**Problem description**
Transcribe each line exactly.

(Dataset rows)
---
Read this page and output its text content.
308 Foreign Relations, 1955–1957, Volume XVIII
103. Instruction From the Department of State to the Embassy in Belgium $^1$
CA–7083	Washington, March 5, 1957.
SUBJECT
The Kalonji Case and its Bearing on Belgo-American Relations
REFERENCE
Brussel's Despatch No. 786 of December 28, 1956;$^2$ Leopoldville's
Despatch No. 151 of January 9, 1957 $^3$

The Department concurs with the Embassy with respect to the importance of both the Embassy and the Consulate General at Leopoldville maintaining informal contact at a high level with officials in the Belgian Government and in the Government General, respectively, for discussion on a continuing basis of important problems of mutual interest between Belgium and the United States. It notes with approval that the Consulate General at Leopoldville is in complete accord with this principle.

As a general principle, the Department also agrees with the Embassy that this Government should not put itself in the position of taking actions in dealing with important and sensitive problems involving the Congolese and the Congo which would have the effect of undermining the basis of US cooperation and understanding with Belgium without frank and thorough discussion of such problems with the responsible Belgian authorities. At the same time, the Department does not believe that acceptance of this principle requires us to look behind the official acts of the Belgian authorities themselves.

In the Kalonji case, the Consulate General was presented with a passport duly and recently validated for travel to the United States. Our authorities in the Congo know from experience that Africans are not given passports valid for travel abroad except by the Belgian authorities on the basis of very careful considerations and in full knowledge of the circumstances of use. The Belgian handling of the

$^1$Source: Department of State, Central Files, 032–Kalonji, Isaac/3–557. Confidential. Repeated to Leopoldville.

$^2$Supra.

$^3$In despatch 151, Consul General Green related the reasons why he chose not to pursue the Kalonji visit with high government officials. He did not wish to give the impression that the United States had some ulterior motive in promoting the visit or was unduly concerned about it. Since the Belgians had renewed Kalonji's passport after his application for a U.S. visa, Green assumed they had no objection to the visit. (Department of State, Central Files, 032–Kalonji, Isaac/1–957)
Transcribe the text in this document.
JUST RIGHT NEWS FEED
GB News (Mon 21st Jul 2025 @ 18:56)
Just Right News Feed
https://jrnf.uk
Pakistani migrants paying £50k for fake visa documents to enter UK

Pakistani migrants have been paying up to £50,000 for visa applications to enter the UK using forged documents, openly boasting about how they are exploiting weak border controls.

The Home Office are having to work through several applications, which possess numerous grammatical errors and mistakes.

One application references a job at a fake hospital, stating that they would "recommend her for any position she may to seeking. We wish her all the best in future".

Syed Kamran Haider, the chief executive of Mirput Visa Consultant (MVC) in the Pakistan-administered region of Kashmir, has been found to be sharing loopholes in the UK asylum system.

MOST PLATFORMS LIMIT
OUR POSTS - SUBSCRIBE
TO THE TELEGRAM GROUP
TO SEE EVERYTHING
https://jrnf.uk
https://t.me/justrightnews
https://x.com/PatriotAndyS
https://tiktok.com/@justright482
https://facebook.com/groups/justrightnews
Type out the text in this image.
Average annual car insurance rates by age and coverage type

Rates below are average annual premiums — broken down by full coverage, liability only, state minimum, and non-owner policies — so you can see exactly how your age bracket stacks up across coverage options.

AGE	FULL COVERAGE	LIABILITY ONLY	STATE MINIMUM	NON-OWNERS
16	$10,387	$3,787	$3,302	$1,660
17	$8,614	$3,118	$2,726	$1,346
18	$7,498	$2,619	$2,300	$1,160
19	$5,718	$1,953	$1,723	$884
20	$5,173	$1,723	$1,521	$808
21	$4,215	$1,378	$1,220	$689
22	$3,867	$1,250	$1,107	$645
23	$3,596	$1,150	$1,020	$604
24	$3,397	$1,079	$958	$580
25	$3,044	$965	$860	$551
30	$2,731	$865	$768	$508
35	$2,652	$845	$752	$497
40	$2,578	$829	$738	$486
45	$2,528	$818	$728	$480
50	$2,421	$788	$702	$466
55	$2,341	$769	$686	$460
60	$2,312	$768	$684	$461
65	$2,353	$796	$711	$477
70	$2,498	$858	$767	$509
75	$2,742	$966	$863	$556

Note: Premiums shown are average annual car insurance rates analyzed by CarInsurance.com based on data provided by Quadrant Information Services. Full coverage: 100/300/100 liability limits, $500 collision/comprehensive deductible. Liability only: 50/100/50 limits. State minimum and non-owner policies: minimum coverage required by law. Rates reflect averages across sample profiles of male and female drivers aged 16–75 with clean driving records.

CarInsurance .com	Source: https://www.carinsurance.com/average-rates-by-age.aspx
---
**Result of this exercise**
Read this page and output its text content.
308 Foreign Relations, 1955–1957, Volume XVIII
103. Instruction From the Department of State to the Embassy in Belgium $^1$
CA–7083	Washington, March 5, 1957.
SUBJECT
The Kalonji Case and its Bearing on Belgo-American Relations
REFERENCE
Brussel's Despatch No. 786 of December 28, 1956;$^2$ Leopoldville's
Despatch No. 151 of January 9, 1957 $^3$

The Department concurs with the Embassy with respect to the importance of both the Embassy and the Consulate General at Leopoldville maintaining informal contact at a high level with officials in the Belgian Government and in the Government General, respectively, for discussion on a continuing basis of important problems of mutual interest between Belgium and the United States. It notes with approval that the Consulate General at Leopoldville is in complete accord with this principle.

As a general principle, the Department also agrees with the Embassy that this Government should not put itself in the position of taking actions in dealing with important and sensitive problems involving the Congolese and the Congo which would have the effect of undermining the basis of US cooperation and understanding with Belgium without frank and thorough discussion of such problems with the responsible Belgian authorities. At the same time, the Department does not believe that acceptance of this principle requires us to look behind the official acts of the Belgian authorities themselves.

In the Kalonji case, the Consulate General was presented with a passport duly and recently validated for travel to the United States. Our authorities in the Congo know from experience that Africans are not given passports valid for travel abroad except by the Belgian authorities on the basis of very careful considerations and in full knowledge of the circumstances of use. The Belgian handling of the

$^1$Source: Department of State, Central Files, 032–Kalonji, Isaac/3–557. Confidential. Repeated to Leopoldville.

$^2$Supra.

$^3$In despatch 151, Consul General Green related the reasons why he chose not to pursue the Kalonji visit with high government officials. He did not wish to give the impression that the United States had some ulterior motive in promoting the visit or was unduly concerned about it. Since the Belgians had renewed Kalonji's passport after his application for a U.S. visa, Green assumed they had no objection to the visit. (Department of State, Central Files, 032–Kalonji, Isaac/1–957)
Transcribe the text in this document.
JUST RIGHT NEWS FEED
GB News (Mon 21st Jul 2025 @ 18:56)
Just Right News Feed
https://jrnf.uk
Pakistani migrants paying £50k for fake visa documents to enter UK

Pakistani migrants have been paying up to £50,000 for visa applications to enter the UK using forged documents, openly boasting about how they are exploiting weak border controls.

The Home Office are having to work through several applications, which possess numerous grammatical errors and mistakes.

One application references a job at a fake hospital, stating that they would "recommend her for any position she may to seeking. We wish her all the best in future".

Syed Kamran Haider, the chief executive of Mirput Visa Consultant (MVC) in the Pakistan-administered region of Kashmir, has been found to be sharing loopholes in the UK asylum system.

MOST PLATFORMS LIMIT
OUR POSTS - SUBSCRIBE
TO THE TELEGRAM GROUP
TO SEE EVERYTHING
https://jrnf.uk
https://t.me/justrightnews
https://x.com/PatriotAndyS
https://tiktok.com/@justright482
https://facebook.com/groups/justrightnews
Type out the text in this image.
Average annual car insurance rates by age and coverage type

Rates below are average annual premiums — broken down by full coverage, liability only, state minimum, and non-owner policies — so you can see exactly how your age bracket stacks up across coverage options.

AGE	FULL COVERAGE	LIABILITY ONLY	STATE MINIMUM	NON-OWNERS
16	$10,387	$3,787	$3,302	$1,660
17	$8,614	$3,118	$2,726	$1,346
18	$7,498	$2,619	$2,300	$1,160
19	$5,718	$1,953	$1,723	$884
20	$5,173	$1,723	$1,521	$808
21	$4,215	$1,378	$1,220	$689
22	$3,867	$1,250	$1,107	$645
23	$3,596	$1,150	$1,020	$604
24	$3,397	$1,079	$958	$580
25	$3,044	$965	$860	$551
30	$2,731	$865	$768	$508
35	$2,652	$845	$752	$497
40	$2,578	$829	$738	$486
45	$2,528	$818	$728	$480
50	$2,421	$788	$702	$466
55	$2,341	$769	$686	$460
60	$2,312	$768	$684	$461
65	$2,353	$796	$711	$477
70	$2,498	$858	$767	$509
75	$2,742	$966	$863	$556

Note: Premiums shown are average annual car insurance rates analyzed by CarInsurance.com based on data provided by Quadrant Information Services. Full coverage: 100/300/100 liability limits, $500 collision/comprehensive deductible. Liability only: 50/100/50 limits. State minimum and non-owner policies: minimum coverage required by law. Rates reflect averages across sample profiles of male and female drivers aged 16–75 with clean driving records.

CarInsurance .com	Source: https://www.carinsurance.com/average-rates-by-age.aspx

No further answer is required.